### Problem details
Select every line holding the word "text" and copy it.

### Data supplied

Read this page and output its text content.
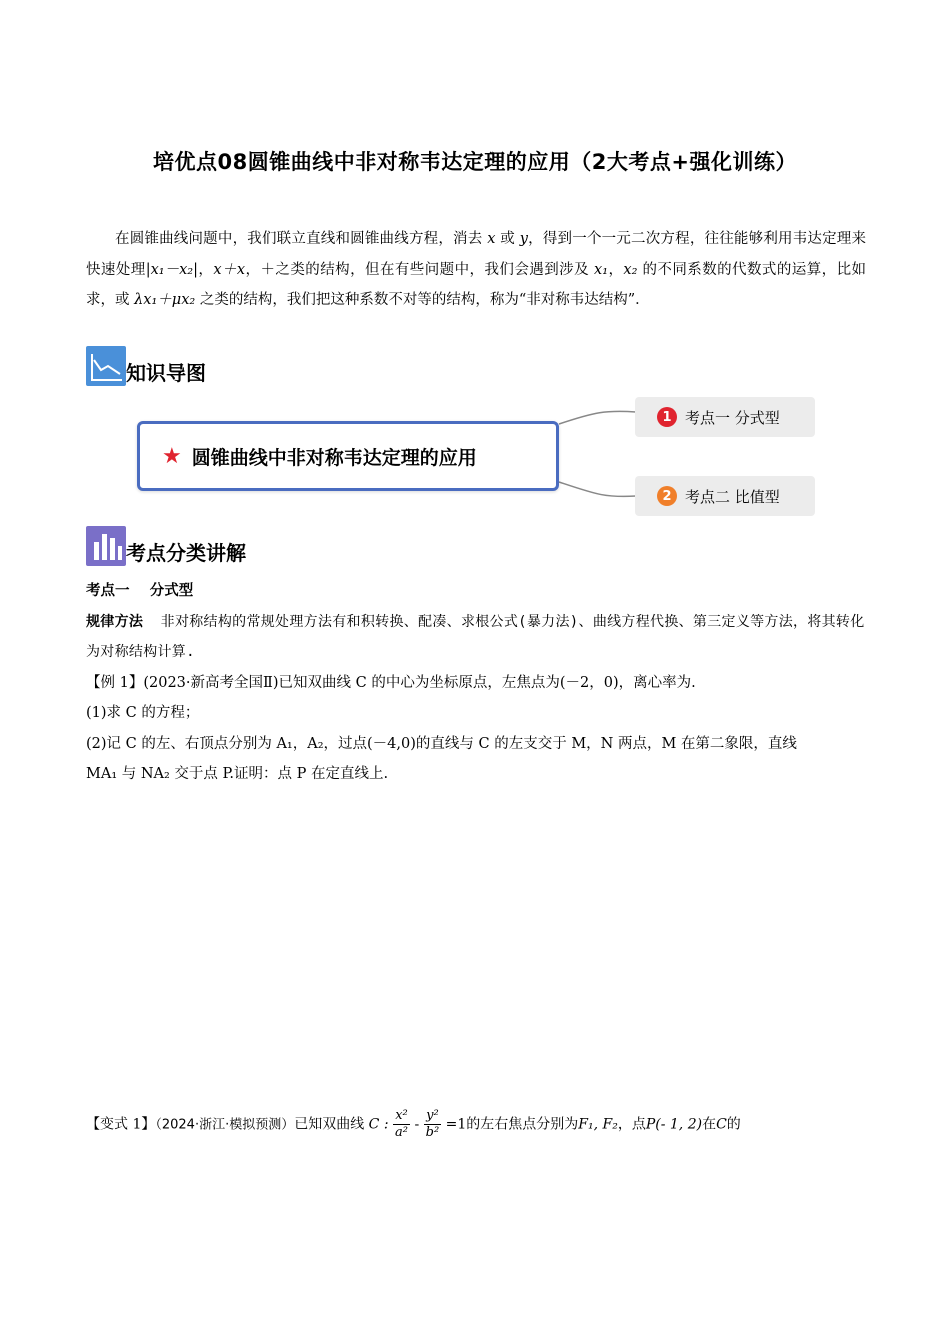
培优点08圆锥曲线中非对称韦达定理的应用（2大考点+强化训练）

在圆锥曲线问题中，我们联立直线和圆锥曲线方程，消去 x 或 y，得到一个一元二次方程，往往能够利用韦达定理来快速处理|x₁－x₂|，x＋x，＋之类的结构，但在有些问题中，我们会遇到涉及 x₁，x₂ 的不同系数的代数式的运算，比如求，或 λx₁＋μx₂ 之类的结构，我们把这种系数不对等的结构，称为“非对称韦达结构”．

知识导图
★ 圆锥曲线中非对称韦达定理的应用
1 考点一 分式型
2 考点二 比值型
考点分类讲解

考点一    分式型

规律方法  非对称结构的常规处理方法有和积转换、配凑、求根公式(暴力法)、曲线方程代换、第三定义等方法，将其转化为对称结构计算.

【例 1】(2023·新高考全国Ⅱ)已知双曲线 C 的中心为坐标原点，左焦点为(－2，0)，离心率为.

(1)求 C 的方程；

(2)记 C 的左、右顶点分别为 A₁，A₂，过点(－4,0)的直线与 C 的左支交于 M，N 两点，M 在第二象限，直线
MA₁ 与 NA₂ 交于点 P.证明：点 P 在定直线上.

【变式 1】（2024·浙江·模拟预测）已知双曲线 C : $\frac{\text{x²}}{\text{a²}} - \frac{\text{y²}}{\text{b²}} =1$的左右焦点分别为F₁, F₂，点P(- 1, 2)在C的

######

### Output of the exercise
Read this page and output its text content.
【变式 1】（2024·浙江·模拟预测）已知双曲线 C : $\frac{\text{x²}}{\text{a²}} - \frac{\text{y²}}{\text{b²}} =1$的左右焦点分别为F₁, F₂，点P(- 1, 2)在C的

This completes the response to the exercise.